[Figure record extracts]
※ ※ ※

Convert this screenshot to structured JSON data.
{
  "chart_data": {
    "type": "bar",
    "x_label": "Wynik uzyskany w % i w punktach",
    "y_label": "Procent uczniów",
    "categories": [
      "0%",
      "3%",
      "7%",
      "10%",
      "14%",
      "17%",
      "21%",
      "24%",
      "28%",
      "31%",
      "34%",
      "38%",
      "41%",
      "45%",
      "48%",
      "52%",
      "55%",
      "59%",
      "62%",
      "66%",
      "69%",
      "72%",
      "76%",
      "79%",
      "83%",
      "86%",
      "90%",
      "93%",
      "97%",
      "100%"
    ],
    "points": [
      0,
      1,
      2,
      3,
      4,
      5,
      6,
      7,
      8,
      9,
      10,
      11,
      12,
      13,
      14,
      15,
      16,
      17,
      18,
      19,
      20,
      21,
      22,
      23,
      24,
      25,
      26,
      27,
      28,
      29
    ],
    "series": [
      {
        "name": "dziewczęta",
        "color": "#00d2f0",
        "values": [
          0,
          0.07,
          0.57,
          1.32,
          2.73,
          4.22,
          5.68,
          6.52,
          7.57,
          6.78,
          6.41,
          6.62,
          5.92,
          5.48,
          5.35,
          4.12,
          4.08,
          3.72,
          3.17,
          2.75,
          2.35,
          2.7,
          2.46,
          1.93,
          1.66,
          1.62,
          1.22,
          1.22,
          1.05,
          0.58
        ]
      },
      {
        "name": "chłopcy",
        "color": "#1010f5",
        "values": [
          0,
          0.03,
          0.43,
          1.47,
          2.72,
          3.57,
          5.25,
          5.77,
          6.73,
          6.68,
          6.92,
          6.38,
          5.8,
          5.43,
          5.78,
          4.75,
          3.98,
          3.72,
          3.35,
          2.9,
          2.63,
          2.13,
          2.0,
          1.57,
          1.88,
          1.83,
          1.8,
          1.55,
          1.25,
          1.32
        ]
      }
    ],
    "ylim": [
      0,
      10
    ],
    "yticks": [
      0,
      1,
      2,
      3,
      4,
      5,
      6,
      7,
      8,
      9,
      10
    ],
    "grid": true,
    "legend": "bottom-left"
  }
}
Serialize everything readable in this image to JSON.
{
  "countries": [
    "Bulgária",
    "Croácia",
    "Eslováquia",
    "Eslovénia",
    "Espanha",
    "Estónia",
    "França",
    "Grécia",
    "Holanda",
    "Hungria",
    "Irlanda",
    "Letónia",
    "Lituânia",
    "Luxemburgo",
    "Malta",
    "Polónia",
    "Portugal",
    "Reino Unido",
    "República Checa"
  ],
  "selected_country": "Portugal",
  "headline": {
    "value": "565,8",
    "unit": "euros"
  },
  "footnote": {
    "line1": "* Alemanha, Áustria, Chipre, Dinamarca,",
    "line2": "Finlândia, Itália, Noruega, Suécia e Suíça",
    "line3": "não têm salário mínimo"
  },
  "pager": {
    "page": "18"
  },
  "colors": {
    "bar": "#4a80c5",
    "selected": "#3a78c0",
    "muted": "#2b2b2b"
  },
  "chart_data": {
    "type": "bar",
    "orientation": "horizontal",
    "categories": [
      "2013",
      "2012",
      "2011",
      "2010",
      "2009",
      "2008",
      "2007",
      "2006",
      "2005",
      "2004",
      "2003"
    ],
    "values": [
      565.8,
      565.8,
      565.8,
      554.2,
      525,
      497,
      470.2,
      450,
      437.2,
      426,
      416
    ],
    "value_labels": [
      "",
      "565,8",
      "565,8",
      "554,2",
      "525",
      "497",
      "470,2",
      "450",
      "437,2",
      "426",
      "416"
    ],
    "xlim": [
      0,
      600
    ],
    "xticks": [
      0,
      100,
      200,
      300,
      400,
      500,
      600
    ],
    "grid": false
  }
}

※ ※ ※

Find every line that has "Portugal" in it, then return those lines.

    "Portugal",
  "selected_country": "Portugal",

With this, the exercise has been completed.